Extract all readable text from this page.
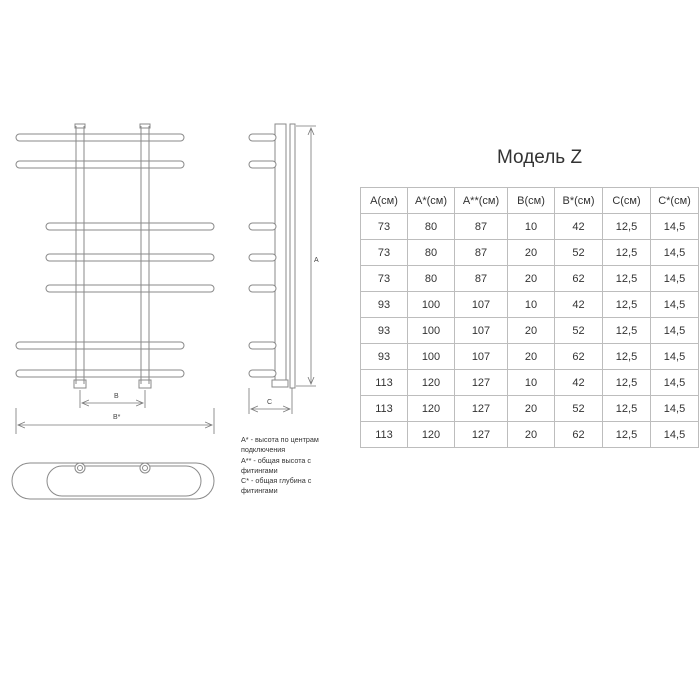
B
B*
A
C
A* - высота по центрам
подключения
A** - общая высота с
фитингами
C* - общая глубина с
фитингами
Модель Z
A(см)	A*(см)	A**(см)	B(см)	B*(см)	C(см)	C*(см)
73	80	87	10	42	12,5	14,5
73	80	87	20	52	12,5	14,5
73	80	87	20	62	12,5	14,5
93	100	107	10	42	12,5	14,5
93	100	107	20	52	12,5	14,5
93	100	107	20	62	12,5	14,5
113	120	127	10	42	12,5	14,5
113	120	127	20	52	12,5	14,5
113	120	127	20	62	12,5	14,5
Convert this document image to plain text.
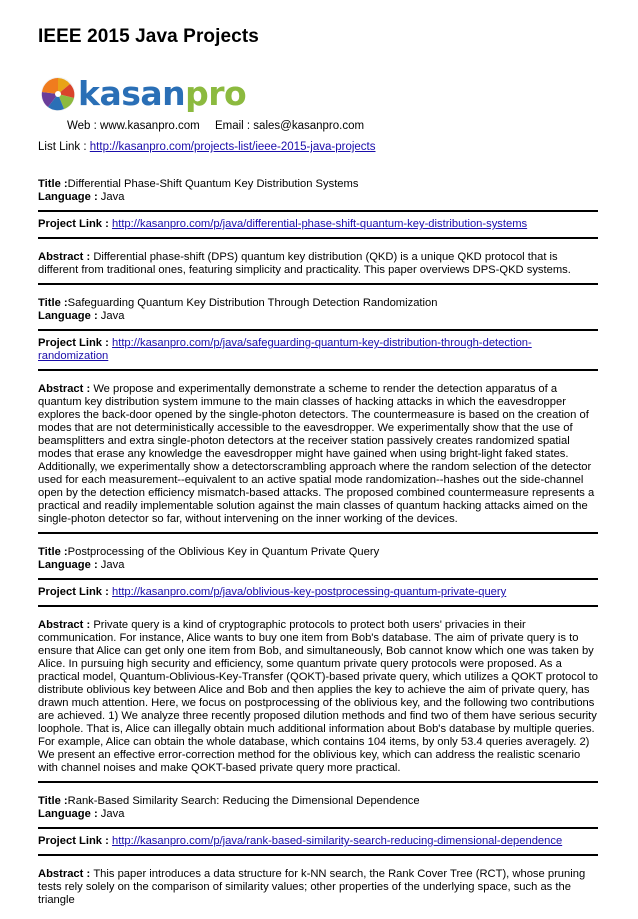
IEEE 2015 Java Projects
kasanpro
Web : www.kasanpro.com Email : sales@kasanpro.com
List Link : http://kasanpro.com/projects-list/ieee-2015-java-projects
Title :Differential Phase-Shift Quantum Key Distribution Systems
Language : Java
Project Link : http://kasanpro.com/p/java/differential-phase-shift-quantum-key-distribution-systems
Abstract : Differential phase-shift (DPS) quantum key distribution (QKD) is a unique QKD protocol that is different from traditional ones, featuring simplicity and practicality. This paper overviews DPS-QKD systems.
Title :Safeguarding Quantum Key Distribution Through Detection Randomization
Language : Java
Project Link : http://kasanpro.com/p/java/safeguarding-quantum-key-distribution-through-detection-randomization
Abstract : We propose and experimentally demonstrate a scheme to render the detection apparatus of a quantum key distribution system immune to the main classes of hacking attacks in which the eavesdropper explores the back-door opened by the single-photon detectors. The countermeasure is based on the creation of modes that are not deterministically accessible to the eavesdropper. We experimentally show that the use of beamsplitters and extra single-photon detectors at the receiver station passively creates randomized spatial modes that erase any knowledge the eavesdropper might have gained when using bright-light faked states. Additionally, we experimentally show a detectorscrambling approach where the random selection of the detector used for each measurement--equivalent to an active spatial mode randomization--hashes out the side-channel open by the detection efficiency mismatch-based attacks. The proposed combined countermeasure represents a practical and readily implementable solution against the main classes of quantum hacking attacks aimed on the single-photon detector so far, without intervening on the inner working of the devices.
Title :Postprocessing of the Oblivious Key in Quantum Private Query
Language : Java
Project Link : http://kasanpro.com/p/java/oblivious-key-postprocessing-quantum-private-query
Abstract : Private query is a kind of cryptographic protocols to protect both users' privacies in their communication. For instance, Alice wants to buy one item from Bob's database. The aim of private query is to ensure that Alice can get only one item from Bob, and simultaneously, Bob cannot know which one was taken by Alice. In pursuing high security and efficiency, some quantum private query protocols were proposed. As a practical model, Quantum-Oblivious-Key-Transfer (QOKT)-based private query, which utilizes a QOKT protocol to distribute oblivious key between Alice and Bob and then applies the key to achieve the aim of private query, has drawn much attention. Here, we focus on postprocessing of the oblivious key, and the following two contributions are achieved. 1) We analyze three recently proposed dilution methods and find two of them have serious security loophole. That is, Alice can illegally obtain much additional information about Bob's database by multiple queries. For example, Alice can obtain the whole database, which contains 104 items, by only 53.4 queries averagely. 2) We present an effective error-correction method for the oblivious key, which can address the realistic scenario with channel noises and make QOKT-based private query more practical.
Title :Rank-Based Similarity Search: Reducing the Dimensional Dependence
Language : Java
Project Link : http://kasanpro.com/p/java/rank-based-similarity-search-reducing-dimensional-dependence
Abstract : This paper introduces a data structure for k-NN search, the Rank Cover Tree (RCT), whose pruning tests rely solely on the comparison of similarity values; other properties of the underlying space, such as the triangle
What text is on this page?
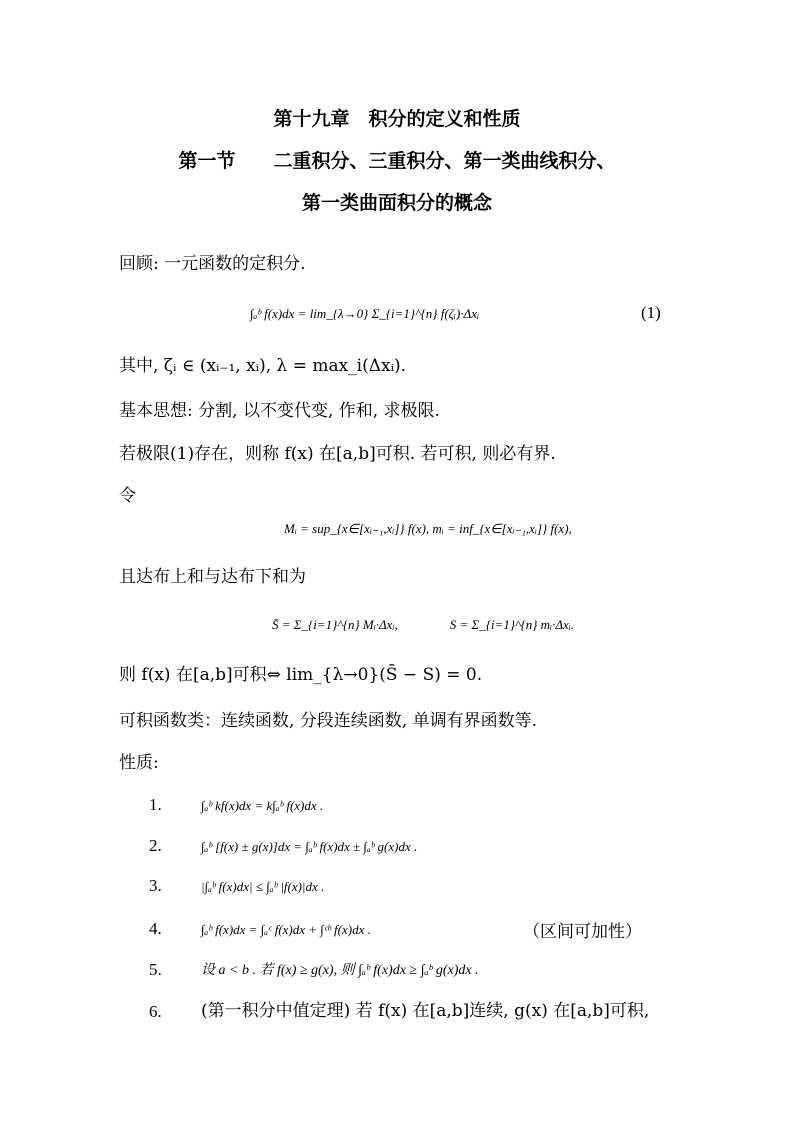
第十九章　积分的定义和性质
第一节　　二重积分、三重积分、第一类曲线积分、
第一类曲面积分的概念
回顾: 一元函数的定积分.
∫ₐᵇ f(x)dx = lim_{λ→0} Σ_{i=1}^{n} f(ζᵢ)·Δxᵢ	(1)
其中, ζᵢ ∈ (xᵢ₋₁, xᵢ), λ = max_i(Δxᵢ).
基本思想: 分割, 以不变代变, 作和, 求极限.
若极限(1)存在，则称 f(x) 在[a,b]可积. 若可积, 则必有界.
令
Mᵢ = sup_{x∈[xᵢ₋₁,xᵢ]} f(x), mᵢ = inf_{x∈[xᵢ₋₁,xᵢ]} f(x),
且达布上和与达布下和为
S̄ = Σ_{i=1}^{n} Mᵢ·Δxᵢ,　　　　S = Σ_{i=1}^{n} mᵢ·Δxᵢ.
则 f(x) 在[a,b]可积⇔ lim_{λ→0}(S̄ − S) = 0.
可积函数类：连续函数, 分段连续函数, 单调有界函数等.
性质:
1.	∫ₐᵇ kf(x)dx = k∫ₐᵇ f(x)dx .
2.	∫ₐᵇ [f(x) ± g(x)]dx = ∫ₐᵇ f(x)dx ± ∫ₐᵇ g(x)dx .
3.	|∫ₐᵇ f(x)dx| ≤ ∫ₐᵇ |f(x)|dx .
4.	∫ₐᵇ f(x)dx = ∫ₐᶜ f(x)dx + ∫ᶜᵇ f(x)dx .	（区间可加性）
5.	设 a < b . 若 f(x) ≥ g(x), 则 ∫ₐᵇ f(x)dx ≥ ∫ₐᵇ g(x)dx .
6. (第一积分中值定理) 若 f(x) 在[a,b]连续, g(x) 在[a,b]可积,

========

• _THE TASK_:
Omit the pictures and restate the rest of the records verbatim.

• _FINAL RESULT_:
Extract all readable text from this page.
B
B*
A
C
A* - высота по центрам
подключения
A** - общая высота с
фитингами
C* - общая глубина с
фитингами
Модель Z
A(см)	A*(см)	A**(см)	B(см)	B*(см)	C(см)	C*(см)
73	80	87	10	42	12,5	14,5
73	80	87	20	52	12,5	14,5
73	80	87	20	62	12,5	14,5
93	100	107	10	42	12,5	14,5
93	100	107	20	52	12,5	14,5
93	100	107	20	62	12,5	14,5
113	120	127	10	42	12,5	14,5
113	120	127	20	52	12,5	14,5
113	120	127	20	62	12,5	14,5
Convert this document image to plain text.
IEEE 2015 Java Projects
kasanpro
Web : www.kasanpro.com Email : sales@kasanpro.com
List Link : http://kasanpro.com/projects-list/ieee-2015-java-projects
Title :Differential Phase-Shift Quantum Key Distribution Systems
Language : Java
Project Link : http://kasanpro.com/p/java/differential-phase-shift-quantum-key-distribution-systems
Abstract : Differential phase-shift (DPS) quantum key distribution (QKD) is a unique QKD protocol that is different from traditional ones, featuring simplicity and practicality. This paper overviews DPS-QKD systems.
Title :Safeguarding Quantum Key Distribution Through Detection Randomization
Language : Java
Project Link : http://kasanpro.com/p/java/safeguarding-quantum-key-distribution-through-detection-randomization
Abstract : We propose and experimentally demonstrate a scheme to render the detection apparatus of a quantum key distribution system immune to the main classes of hacking attacks in which the eavesdropper explores the back-door opened by the single-photon detectors. The countermeasure is based on the creation of modes that are not deterministically accessible to the eavesdropper. We experimentally show that the use of beamsplitters and extra single-photon detectors at the receiver station passively creates randomized spatial modes that erase any knowledge the eavesdropper might have gained when using bright-light faked states. Additionally, we experimentally show a detectorscrambling approach where the random selection of the detector used for each measurement--equivalent to an active spatial mode randomization--hashes out the side-channel open by the detection efficiency mismatch-based attacks. The proposed combined countermeasure represents a practical and readily implementable solution against the main classes of quantum hacking attacks aimed on the single-photon detector so far, without intervening on the inner working of the devices.
Title :Postprocessing of the Oblivious Key in Quantum Private Query
Language : Java
Project Link : http://kasanpro.com/p/java/oblivious-key-postprocessing-quantum-private-query
Abstract : Private query is a kind of cryptographic protocols to protect both users' privacies in their communication. For instance, Alice wants to buy one item from Bob's database. The aim of private query is to ensure that Alice can get only one item from Bob, and simultaneously, Bob cannot know which one was taken by Alice. In pursuing high security and efficiency, some quantum private query protocols were proposed. As a practical model, Quantum-Oblivious-Key-Transfer (QOKT)-based private query, which utilizes a QOKT protocol to distribute oblivious key between Alice and Bob and then applies the key to achieve the aim of private query, has drawn much attention. Here, we focus on postprocessing of the oblivious key, and the following two contributions are achieved. 1) We analyze three recently proposed dilution methods and find two of them have serious security loophole. That is, Alice can illegally obtain much additional information about Bob's database by multiple queries. For example, Alice can obtain the whole database, which contains 104 items, by only 53.4 queries averagely. 2) We present an effective error-correction method for the oblivious key, which can address the realistic scenario with channel noises and make QOKT-based private query more practical.
Title :Rank-Based Similarity Search: Reducing the Dimensional Dependence
Language : Java
Project Link : http://kasanpro.com/p/java/rank-based-similarity-search-reducing-dimensional-dependence
Abstract : This paper introduces a data structure for k-NN search, the Rank Cover Tree (RCT), whose pruning tests rely solely on the comparison of similarity values; other properties of the underlying space, such as the triangle
What text is on this page?
第十九章　积分的定义和性质
第一节　　二重积分、三重积分、第一类曲线积分、
第一类曲面积分的概念
回顾: 一元函数的定积分.
∫ₐᵇ f(x)dx = lim_{λ→0} Σ_{i=1}^{n} f(ζᵢ)·Δxᵢ	(1)
其中, ζᵢ ∈ (xᵢ₋₁, xᵢ), λ = max_i(Δxᵢ).
基本思想: 分割, 以不变代变, 作和, 求极限.
若极限(1)存在，则称 f(x) 在[a,b]可积. 若可积, 则必有界.
令
Mᵢ = sup_{x∈[xᵢ₋₁,xᵢ]} f(x), mᵢ = inf_{x∈[xᵢ₋₁,xᵢ]} f(x),
且达布上和与达布下和为
S̄ = Σ_{i=1}^{n} Mᵢ·Δxᵢ,　　　　S = Σ_{i=1}^{n} mᵢ·Δxᵢ.
则 f(x) 在[a,b]可积⇔ lim_{λ→0}(S̄ − S) = 0.
可积函数类：连续函数, 分段连续函数, 单调有界函数等.
性质:
1.	∫ₐᵇ kf(x)dx = k∫ₐᵇ f(x)dx .
2.	∫ₐᵇ [f(x) ± g(x)]dx = ∫ₐᵇ f(x)dx ± ∫ₐᵇ g(x)dx .
3.	|∫ₐᵇ f(x)dx| ≤ ∫ₐᵇ |f(x)|dx .
4.	∫ₐᵇ f(x)dx = ∫ₐᶜ f(x)dx + ∫ᶜᵇ f(x)dx .	（区间可加性）
5.	设 a < b . 若 f(x) ≥ g(x), 则 ∫ₐᵇ f(x)dx ≥ ∫ₐᵇ g(x)dx .
6. (第一积分中值定理) 若 f(x) 在[a,b]连续, g(x) 在[a,b]可积,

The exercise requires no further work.